Page extract —
»»

NVIDIA Updates Pascal GPU Board – Four HBM2 Stacks and Massive Die Previewed Ahead of Launch in 2016, 200 GB/s NVLINK Interconnect

Hassan Mujtaba • Oct 4, 2015 at 02:58am EDT

NVIDIA NVLINK and Future of HPC Oriented GPUs

The Pascal GPU would also introduce NVLINK which is the next generation Unified Virtual Memory link with Gen 2.0 Cache coherency features and 5 – 12 times the bandwidth of a regular PCIe connection. This will solve many of the bandwidth issues that high performance GPUs currently face. One of the latest things we learned about NVLINK is that it will allow several GPUs to be connected in parallel in HPC focused platforms that will feature several nodes fitted with Pascal GPUs for compute oriented workloads. The latest NVLINK interconnect path will allow multi-processors featured inside HPC blocks to have faster interconnect than traditional PCI-e Gen3 lanes up to 200 GB/s speeds. Pascal GPUs will also feature Unified memory support allowing the CPU and GPU to share the same memory pool and finally we have Mixed precision support. While NVLINK isn't planned for commercial integration right now, it will be featured in PCs using ARM64 chips and some x86 powered HPC servers that utilize from OpenPower, Tyan and Quantum solutions.

Outpacing PCI Express

Today a typical system has one or more GPUs connected to a CPU using PCI Express. Even at the fastest PCIe 3.0 speeds (8 Giga-transfers per second per lane) and with the widest supported links (16 lanes) the bandwidth provided over this link pales in comparison to the bandwidth available between the CPU and its system memory. In a multi-GPU system, the problem is compounded if a PCIe switch is used. With a switch, the limited PCIe bandwidth to the CPU memory is shared between the GPUs. The resource contention gets even worse when peer-to-peer GPU traffic is factored in.

NVLink addresses this problem by providing a more energy-efficient, high-bandwidth path between the GPU and the CPU at data rates 5 to 12 times that of the current PCIe Gen3. NVLink will provide between 80 and 200 GB/s of bandwidth, allowing the GPU full-bandwidth access to the CPU’s memory system.

««

Short task A —
Please copy out the records below from the line with "button[interactable]: Login — [62, 8, 134, 40]" up to and including the line with "button[interactable]: Show password".

Material provided —
»»

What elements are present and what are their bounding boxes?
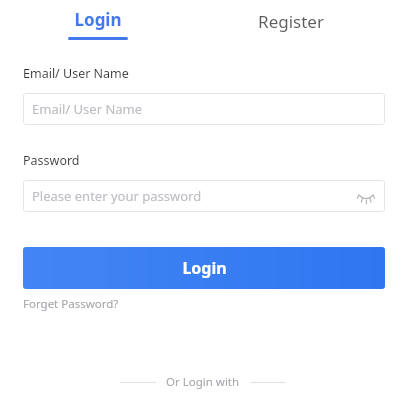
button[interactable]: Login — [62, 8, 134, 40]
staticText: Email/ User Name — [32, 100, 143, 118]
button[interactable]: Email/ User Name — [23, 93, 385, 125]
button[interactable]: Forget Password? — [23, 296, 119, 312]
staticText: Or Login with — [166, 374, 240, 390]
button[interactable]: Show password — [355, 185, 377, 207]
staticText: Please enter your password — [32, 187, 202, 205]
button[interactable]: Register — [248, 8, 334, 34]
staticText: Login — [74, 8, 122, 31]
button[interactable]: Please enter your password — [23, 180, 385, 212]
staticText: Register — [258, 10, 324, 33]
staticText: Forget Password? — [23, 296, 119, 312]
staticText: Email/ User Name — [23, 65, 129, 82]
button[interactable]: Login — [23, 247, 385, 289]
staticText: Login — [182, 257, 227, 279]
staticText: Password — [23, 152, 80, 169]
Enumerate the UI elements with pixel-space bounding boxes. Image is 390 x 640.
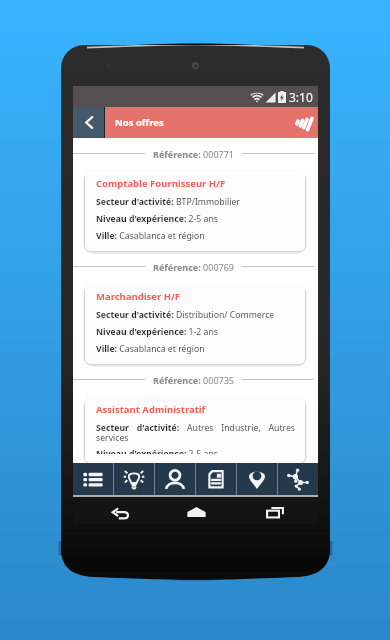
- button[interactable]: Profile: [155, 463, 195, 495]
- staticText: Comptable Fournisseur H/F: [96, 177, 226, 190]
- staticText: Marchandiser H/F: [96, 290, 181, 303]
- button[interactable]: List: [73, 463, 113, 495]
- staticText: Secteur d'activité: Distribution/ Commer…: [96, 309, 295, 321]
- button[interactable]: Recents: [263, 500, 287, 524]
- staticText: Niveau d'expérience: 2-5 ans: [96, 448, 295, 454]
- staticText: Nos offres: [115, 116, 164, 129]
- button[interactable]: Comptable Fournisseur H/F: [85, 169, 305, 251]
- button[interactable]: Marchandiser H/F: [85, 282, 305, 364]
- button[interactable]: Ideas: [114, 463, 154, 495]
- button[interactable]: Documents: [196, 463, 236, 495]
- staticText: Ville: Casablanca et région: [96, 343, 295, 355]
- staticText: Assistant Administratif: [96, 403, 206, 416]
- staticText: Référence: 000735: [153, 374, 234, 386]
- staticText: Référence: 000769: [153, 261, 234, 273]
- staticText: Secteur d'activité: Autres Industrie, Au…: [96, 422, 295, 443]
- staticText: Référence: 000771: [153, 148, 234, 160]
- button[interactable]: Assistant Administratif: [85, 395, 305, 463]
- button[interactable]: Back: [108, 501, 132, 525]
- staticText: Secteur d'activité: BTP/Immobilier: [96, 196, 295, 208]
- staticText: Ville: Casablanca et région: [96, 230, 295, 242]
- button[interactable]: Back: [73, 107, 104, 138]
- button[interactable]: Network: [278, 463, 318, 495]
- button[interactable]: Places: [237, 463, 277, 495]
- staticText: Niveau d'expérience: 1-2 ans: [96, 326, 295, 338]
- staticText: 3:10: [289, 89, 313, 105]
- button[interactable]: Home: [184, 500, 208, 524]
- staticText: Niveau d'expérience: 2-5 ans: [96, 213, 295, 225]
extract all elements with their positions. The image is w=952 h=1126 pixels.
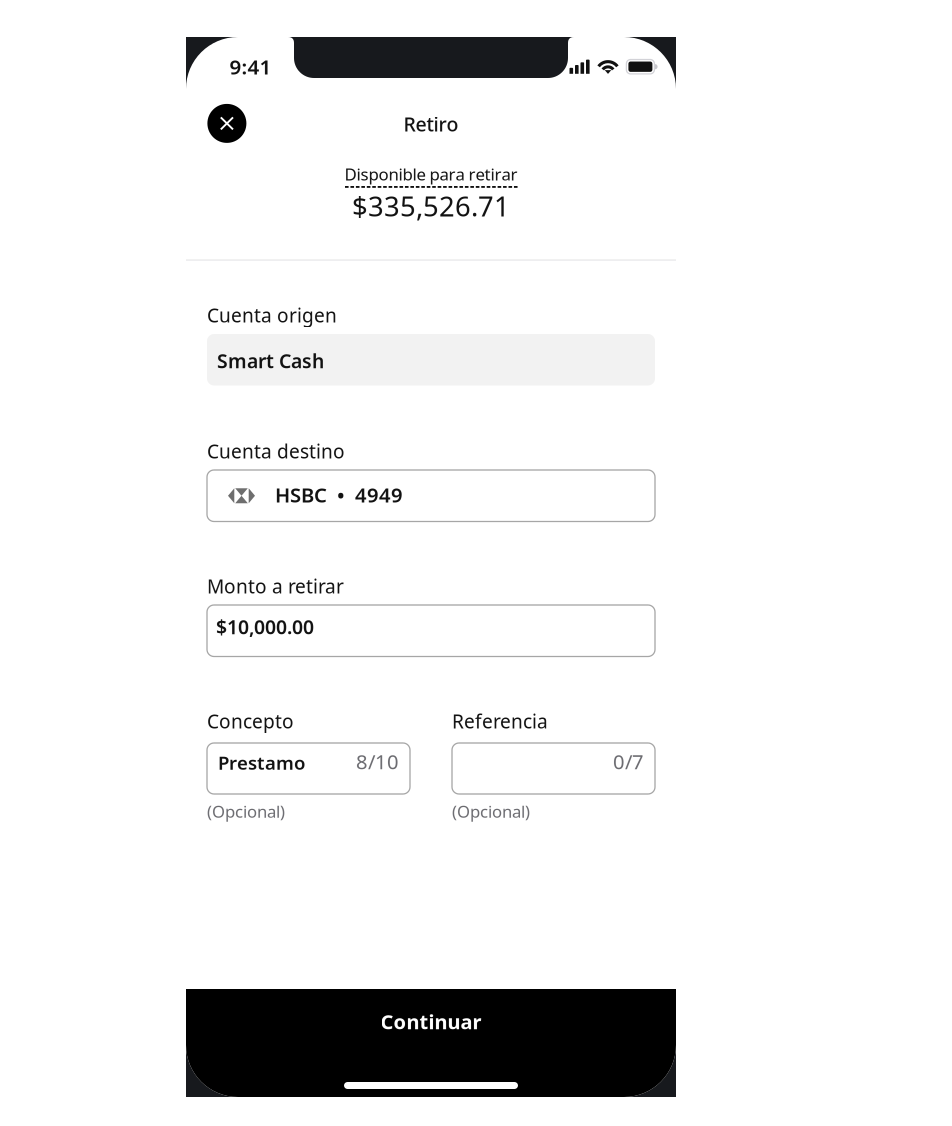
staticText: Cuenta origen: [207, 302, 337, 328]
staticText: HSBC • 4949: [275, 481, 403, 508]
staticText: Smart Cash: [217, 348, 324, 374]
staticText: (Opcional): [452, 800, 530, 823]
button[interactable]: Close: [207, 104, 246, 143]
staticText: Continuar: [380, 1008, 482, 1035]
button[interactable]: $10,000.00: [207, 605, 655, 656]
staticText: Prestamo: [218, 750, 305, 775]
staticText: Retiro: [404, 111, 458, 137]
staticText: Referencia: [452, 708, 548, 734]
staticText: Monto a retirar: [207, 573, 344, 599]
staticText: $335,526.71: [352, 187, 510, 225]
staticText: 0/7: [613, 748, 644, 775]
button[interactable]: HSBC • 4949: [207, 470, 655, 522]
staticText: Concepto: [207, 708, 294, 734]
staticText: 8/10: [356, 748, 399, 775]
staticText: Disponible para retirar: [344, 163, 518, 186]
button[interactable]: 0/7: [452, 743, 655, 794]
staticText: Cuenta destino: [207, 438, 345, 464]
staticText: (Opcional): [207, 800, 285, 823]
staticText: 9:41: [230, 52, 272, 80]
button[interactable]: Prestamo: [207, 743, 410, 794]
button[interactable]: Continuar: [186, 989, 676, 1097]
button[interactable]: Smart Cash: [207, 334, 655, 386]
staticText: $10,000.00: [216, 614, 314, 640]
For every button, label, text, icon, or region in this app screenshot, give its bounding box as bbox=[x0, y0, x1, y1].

««

Short task B —
In the NVLink article, what range of bandwidth will NVLink provide?

Worked solution A —
button[interactable]: Login — [62, 8, 134, 40]
staticText: Email/ User Name — [32, 100, 143, 118]
button[interactable]: Email/ User Name — [23, 93, 385, 125]
button[interactable]: Forget Password? — [23, 296, 119, 312]
staticText: Or Login with — [166, 374, 240, 390]
button[interactable]: Show password — [355, 185, 377, 207]

Worked solution B —
Between 80 and 200 GB/s.